>>>

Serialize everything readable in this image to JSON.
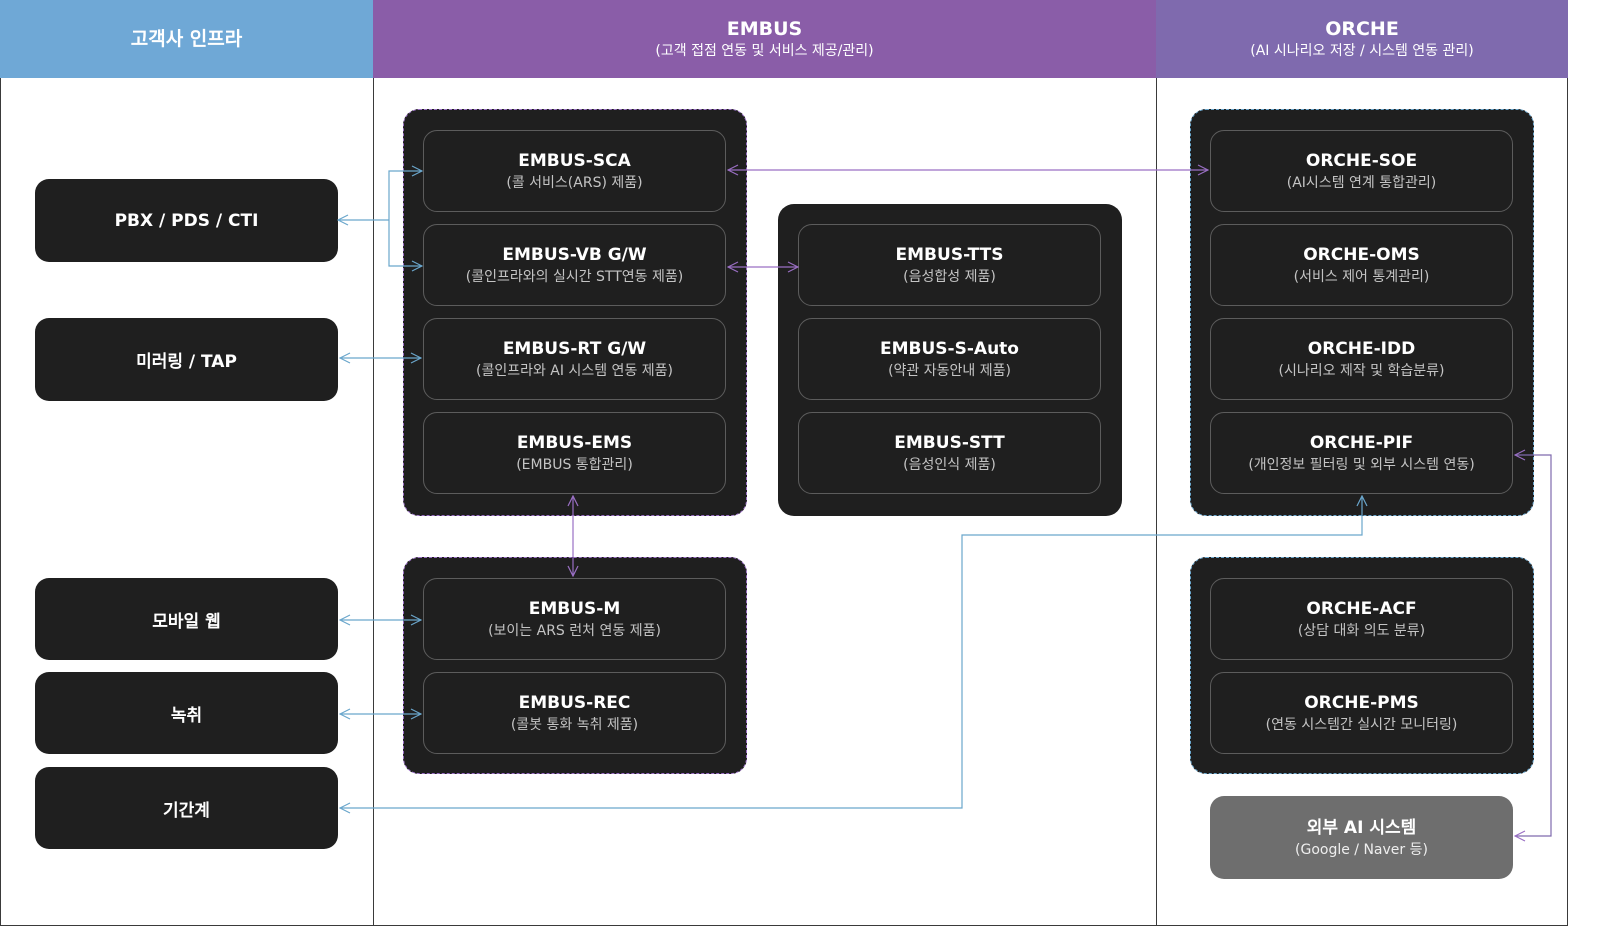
{
  "colors": {
    "customer_header": "#6fa8d6",
    "embus_header": "#8a5da8",
    "orche_header": "#7f6aae",
    "box_bg": "#1f1f1f",
    "external_bg": "#6e6e6e",
    "arrow_purple": "#9a6fc4",
    "arrow_blue": "#6aa6cc"
  },
  "columns": {
    "customer": {
      "title": "고객사 인프라"
    },
    "embus": {
      "title": "EMBUS",
      "subtitle": "(고객 접점 연동 및 서비스 제공/관리)"
    },
    "orche": {
      "title": "ORCHE",
      "subtitle": "(AI 시나리오 저장 / 시스템 연동 관리)"
    }
  },
  "customer_items": {
    "pbx": "PBX / PDS / CTI",
    "mirroring": "미러링 / TAP",
    "mobile_web": "모바일 웹",
    "recording": "녹취",
    "core_system": "기간계"
  },
  "embus": {
    "sca": {
      "name": "EMBUS-SCA",
      "desc": "(콜 서비스(ARS) 제품)"
    },
    "vb": {
      "name": "EMBUS-VB G/W",
      "desc": "(콜인프라와의 실시간 STT연동 제품)"
    },
    "rt": {
      "name": "EMBUS-RT G/W",
      "desc": "(콜인프라와 AI 시스템 연동 제품)"
    },
    "ems": {
      "name": "EMBUS-EMS",
      "desc": "(EMBUS 통합관리)"
    },
    "tts": {
      "name": "EMBUS-TTS",
      "desc": "(음성합성 제품)"
    },
    "sauto": {
      "name": "EMBUS-S-Auto",
      "desc": "(약관 자동안내 제품)"
    },
    "stt": {
      "name": "EMBUS-STT",
      "desc": "(음성인식 제품)"
    },
    "m": {
      "name": "EMBUS-M",
      "desc": "(보이는 ARS 런처 연동 제품)"
    },
    "rec": {
      "name": "EMBUS-REC",
      "desc": "(콜봇 통화 녹취 제품)"
    }
  },
  "orche": {
    "soe": {
      "name": "ORCHE-SOE",
      "desc": "(AI시스템 연계 통합관리)"
    },
    "oms": {
      "name": "ORCHE-OMS",
      "desc": "(서비스 제어 통계관리)"
    },
    "idd": {
      "name": "ORCHE-IDD",
      "desc": "(시나리오 제작 및 학습분류)"
    },
    "pif": {
      "name": "ORCHE-PIF",
      "desc": "(개인정보 필터링 및 외부 시스템 연동)"
    },
    "acf": {
      "name": "ORCHE-ACF",
      "desc": "(상담 대화 의도 분류)"
    },
    "pms": {
      "name": "ORCHE-PMS",
      "desc": "(연동 시스템간 실시간 모니터링)"
    }
  },
  "external": {
    "name": "외부 AI 시스템",
    "desc": "(Google / Naver 등)"
  }
}
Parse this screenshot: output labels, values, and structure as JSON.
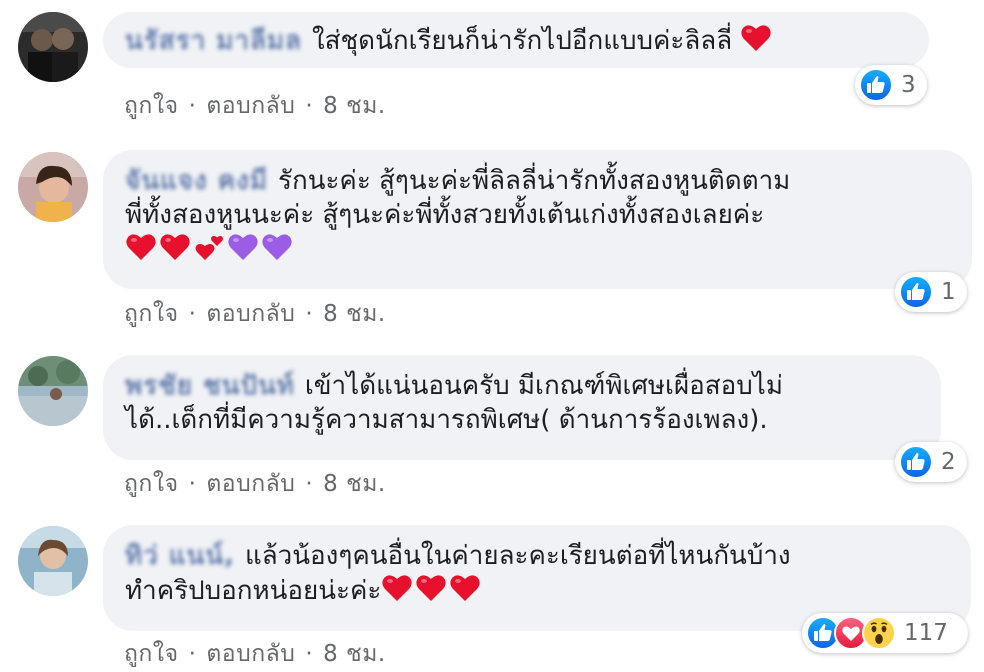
{
  "comments": [
    {
      "name": "นรัสรา มาลีมล",
      "text": "ใส่ชุดนักเรียนก็น่ารักไปอีกแบบค่ะลิลลี่",
      "emojis": [
        "heart"
      ],
      "actions": {
        "like": "ถูกใจ",
        "reply": "ตอบกลับ",
        "time": "8 ชม."
      },
      "reaction_count": "3",
      "reaction_icons": [
        "like"
      ]
    },
    {
      "name": "จันแจง คงมี",
      "text_line1": "รักนะค่ะ สู้ๆนะค่ะพี่ลิลลี่น่ารักทั้งสองหูนติดตาม",
      "text_line2": "พี่ทั้งสองหูนนะค่ะ สู้ๆนะค่ะพี่ทั้งสวยทั้งเต้นเก่งทั้งสองเลยค่ะ",
      "emojis": [
        "heart",
        "heart",
        "two-hearts",
        "purple-heart",
        "purple-heart"
      ],
      "actions": {
        "like": "ถูกใจ",
        "reply": "ตอบกลับ",
        "time": "8 ชม."
      },
      "reaction_count": "1",
      "reaction_icons": [
        "like"
      ]
    },
    {
      "name": "พรชัย ชนปันท์",
      "text_line1": "เข้าได้แน่นอนครับ มีเกณฑ์พิเศษเผื่อสอบไม่",
      "text_line2": "ได้..เด็กที่มีความรู้ความสามารถพิเศษ( ด้านการร้องเพลง).",
      "actions": {
        "like": "ถูกใจ",
        "reply": "ตอบกลับ",
        "time": "8 ชม."
      },
      "reaction_count": "2",
      "reaction_icons": [
        "like"
      ]
    },
    {
      "name": "ทิว่ แนน์,",
      "text_line1": "แล้วน้องๆคนอื่นในค่ายละคะเรียนต่อที่ไหนกันบ้าง",
      "text_line2": "ทำคริปบอกหน่อยน่ะค่ะ",
      "emojis": [
        "heart",
        "heart",
        "heart"
      ],
      "actions": {
        "like": "ถูกใจ",
        "reply": "ตอบกลับ",
        "time": "8 ชม."
      },
      "reaction_count": "117",
      "reaction_icons": [
        "like",
        "love",
        "wow"
      ]
    }
  ],
  "colors": {
    "bubble": "#f0f2f5",
    "name": "#385898",
    "meta": "#65676b",
    "like_blue": "#1877f2",
    "love_red": "#f33e58",
    "heart_red": "#e8112d",
    "purple_heart": "#9b5de5"
  }
}
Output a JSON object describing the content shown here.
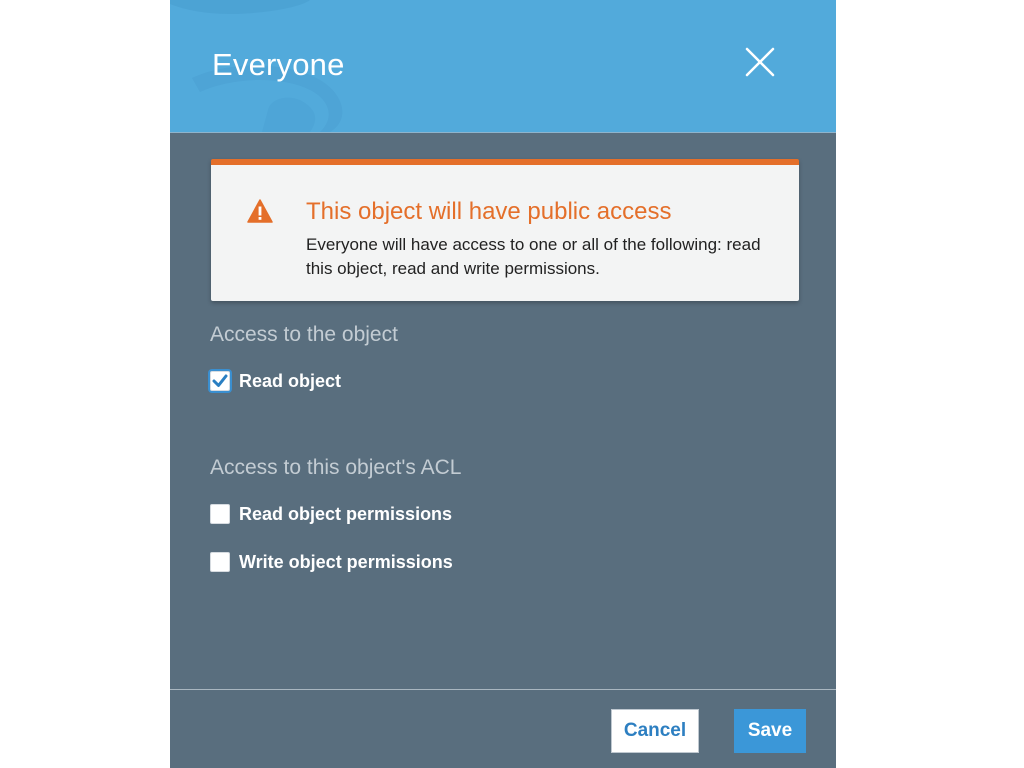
{
  "dialog": {
    "title": "Everyone",
    "close_icon": "close-icon"
  },
  "alert": {
    "icon": "warning-triangle-icon",
    "title": "This object will have public access",
    "message": "Everyone will have access to one or all of the following: read this object, read and write permissions.",
    "accent_color": "#e46f2a"
  },
  "object_access": {
    "heading": "Access to the object",
    "options": [
      {
        "label": "Read object",
        "checked": true
      }
    ]
  },
  "acl_access": {
    "heading": "Access to this object's ACL",
    "options": [
      {
        "label": "Read object permissions",
        "checked": false
      },
      {
        "label": "Write object permissions",
        "checked": false
      }
    ]
  },
  "footer": {
    "cancel_label": "Cancel",
    "save_label": "Save"
  },
  "colors": {
    "header": "#52aadb",
    "panel": "#596e7e",
    "primary_button": "#3b97d8"
  }
}
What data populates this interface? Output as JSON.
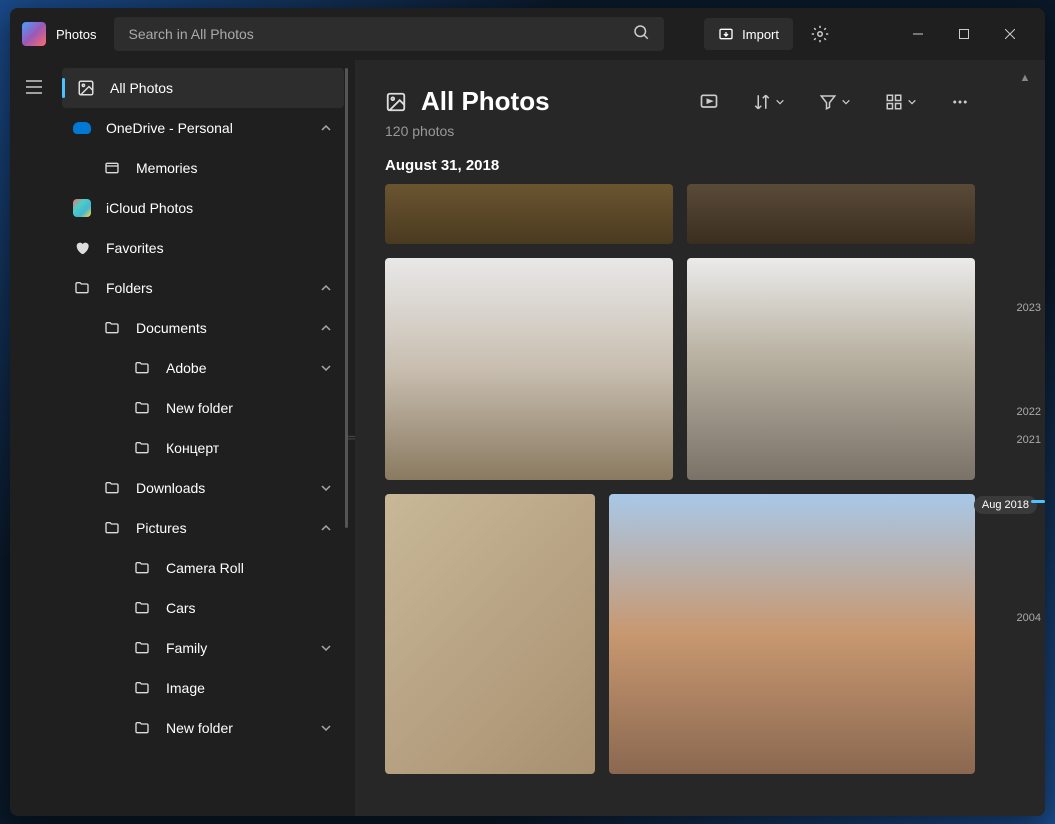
{
  "app_title": "Photos",
  "search": {
    "placeholder": "Search in All Photos"
  },
  "import_label": "Import",
  "sidebar": {
    "all_photos": "All Photos",
    "onedrive": "OneDrive - Personal",
    "memories": "Memories",
    "icloud": "iCloud Photos",
    "favorites": "Favorites",
    "folders": "Folders",
    "documents": "Documents",
    "adobe": "Adobe",
    "new_folder": "New folder",
    "koncert": "Концерт",
    "downloads": "Downloads",
    "pictures": "Pictures",
    "camera_roll": "Camera Roll",
    "cars": "Cars",
    "family": "Family",
    "image": "Image",
    "new_folder2": "New folder"
  },
  "main": {
    "title": "All Photos",
    "subtitle": "120 photos",
    "date_group": "August 31, 2018"
  },
  "timeline": {
    "y2023": "2023",
    "y2022": "2022",
    "y2021": "2021",
    "current": "Aug 2018",
    "y2004": "2004"
  }
}
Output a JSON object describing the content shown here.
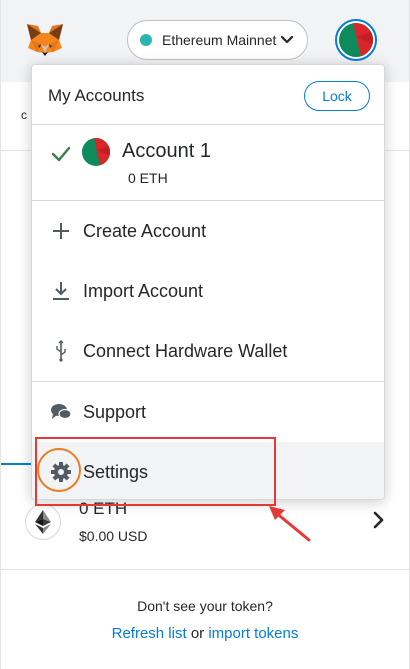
{
  "header": {
    "network_label": "Ethereum Mainnet",
    "network_dot_color": "#29b6af",
    "icons": [
      "metamask-fox-icon",
      "chevron-down-icon",
      "account-identicon"
    ]
  },
  "underlay": {
    "clipped_letter": "c"
  },
  "account_menu": {
    "title": "My Accounts",
    "lock_label": "Lock",
    "account": {
      "name": "Account 1",
      "balance": "0 ETH",
      "selected": true
    },
    "items": [
      {
        "label": "Create Account",
        "icon": "plus-icon"
      },
      {
        "label": "Import Account",
        "icon": "download-icon"
      },
      {
        "label": "Connect Hardware Wallet",
        "icon": "usb-icon"
      },
      {
        "label": "Support",
        "icon": "chat-bubbles-icon"
      },
      {
        "label": "Settings",
        "icon": "gear-icon"
      }
    ]
  },
  "asset": {
    "amount": "0 ETH",
    "usd": "$0.00 USD"
  },
  "footer": {
    "question": "Don't see your token?",
    "refresh_label": "Refresh list",
    "or_label": "or",
    "import_label": "import tokens"
  },
  "colors": {
    "accent": "#037dd6",
    "annotation_box": "#e53935",
    "annotation_ring": "#e67e22"
  }
}
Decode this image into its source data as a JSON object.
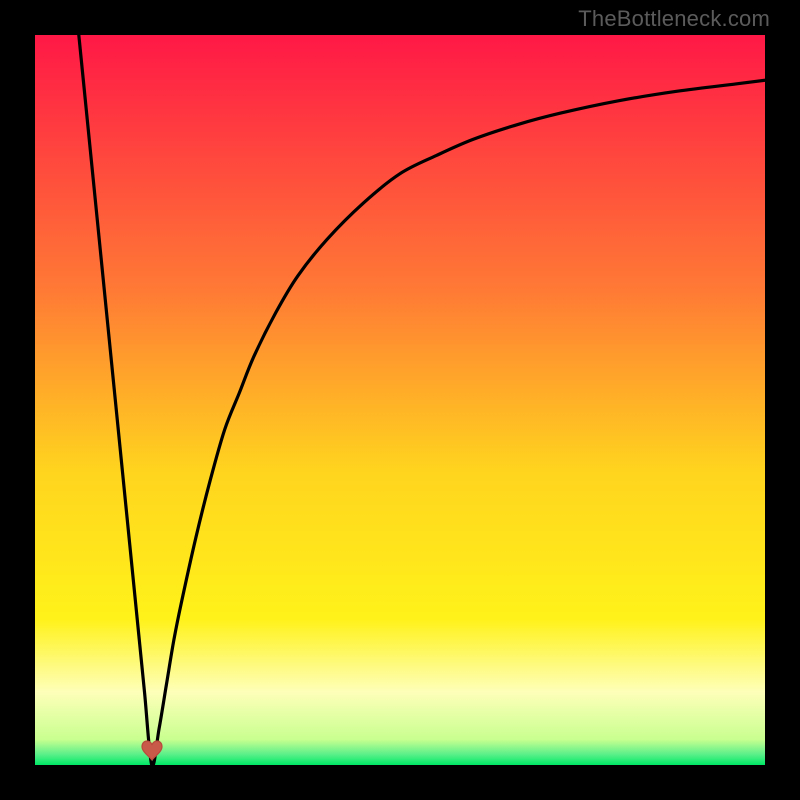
{
  "watermark": "TheBottleneck.com",
  "colors": {
    "frame": "#000000",
    "top": "#ff1846",
    "mid": "#ffa030",
    "yellow": "#fff21a",
    "pale": "#feffb9",
    "green": "#00e865",
    "curve": "#000000",
    "marker_fill": "#c85a4a",
    "marker_stroke": "#b94b3c"
  },
  "chart_data": {
    "type": "line",
    "title": "",
    "xlabel": "",
    "ylabel": "",
    "xlim": [
      0,
      100
    ],
    "ylim": [
      0,
      100
    ],
    "notch": {
      "x": 16,
      "y": 0
    },
    "series": [
      {
        "name": "curve",
        "x": [
          6,
          7,
          8,
          9,
          10,
          11,
          12,
          13,
          14,
          15,
          16,
          17,
          18,
          19,
          20,
          22,
          24,
          26,
          28,
          30,
          33,
          36,
          40,
          45,
          50,
          55,
          60,
          66,
          72,
          80,
          88,
          96,
          100
        ],
        "values": [
          100,
          90,
          80,
          70,
          60,
          50,
          40,
          30,
          20,
          10,
          0,
          5,
          11,
          17,
          22,
          31,
          39,
          46,
          51,
          56,
          62,
          67,
          72,
          77,
          81,
          83.5,
          85.7,
          87.7,
          89.3,
          91,
          92.3,
          93.3,
          93.8
        ]
      }
    ],
    "marker": {
      "x": 16,
      "y": 2,
      "shape": "heart"
    },
    "gradient_stops": [
      {
        "pos": 0.0,
        "color": "#ff1846"
      },
      {
        "pos": 0.35,
        "color": "#ff7a35"
      },
      {
        "pos": 0.6,
        "color": "#ffd51e"
      },
      {
        "pos": 0.8,
        "color": "#fff21a"
      },
      {
        "pos": 0.9,
        "color": "#feffb9"
      },
      {
        "pos": 0.965,
        "color": "#c9ff90"
      },
      {
        "pos": 0.985,
        "color": "#5df08a"
      },
      {
        "pos": 1.0,
        "color": "#00e865"
      }
    ]
  }
}
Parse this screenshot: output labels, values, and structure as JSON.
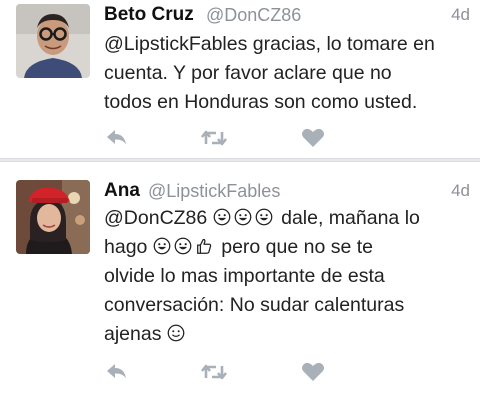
{
  "colors": {
    "name": "#111111",
    "meta": "#8d9299",
    "text": "#222222",
    "action_icon": "#a9b0b8",
    "divider": "#e6e9ec"
  },
  "tweets": [
    {
      "name": "Beto Cruz",
      "handle": "@DonCZ86",
      "time": "4d",
      "lines": [
        "@LipstickFables gracias, lo tomare en",
        "cuenta. Y por favor aclare que no",
        "todos en Honduras son como usted."
      ],
      "actions": [
        "reply-icon",
        "retweet-icon",
        "like-icon"
      ]
    },
    {
      "name": "Ana",
      "handle": "@LipstickFables",
      "time": "4d",
      "line1_text": "@DonCZ86",
      "line1_emojis": [
        "grinning-face",
        "grinning-face",
        "grinning-face"
      ],
      "line1_after": "dale, mañana lo",
      "line2_text": "hago",
      "line2_emojis": [
        "grinning-face",
        "grinning-face",
        "thumbs-up"
      ],
      "line2_after": "pero que no se te",
      "lines_rest": [
        "olvide lo mas importante de esta",
        "conversación: No sudar calenturas"
      ],
      "last_line_text": "ajenas",
      "last_line_emoji": "smiling-face",
      "actions": [
        "reply-icon",
        "retweet-icon",
        "like-icon"
      ]
    }
  ]
}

<<<

YOUR OBJECTIVE » In the records above, locate every line with the string "heading" and copy it.

FULL SOLUTION »
    "heading": "Access to the object",
    "heading": "Access to this object's ACL",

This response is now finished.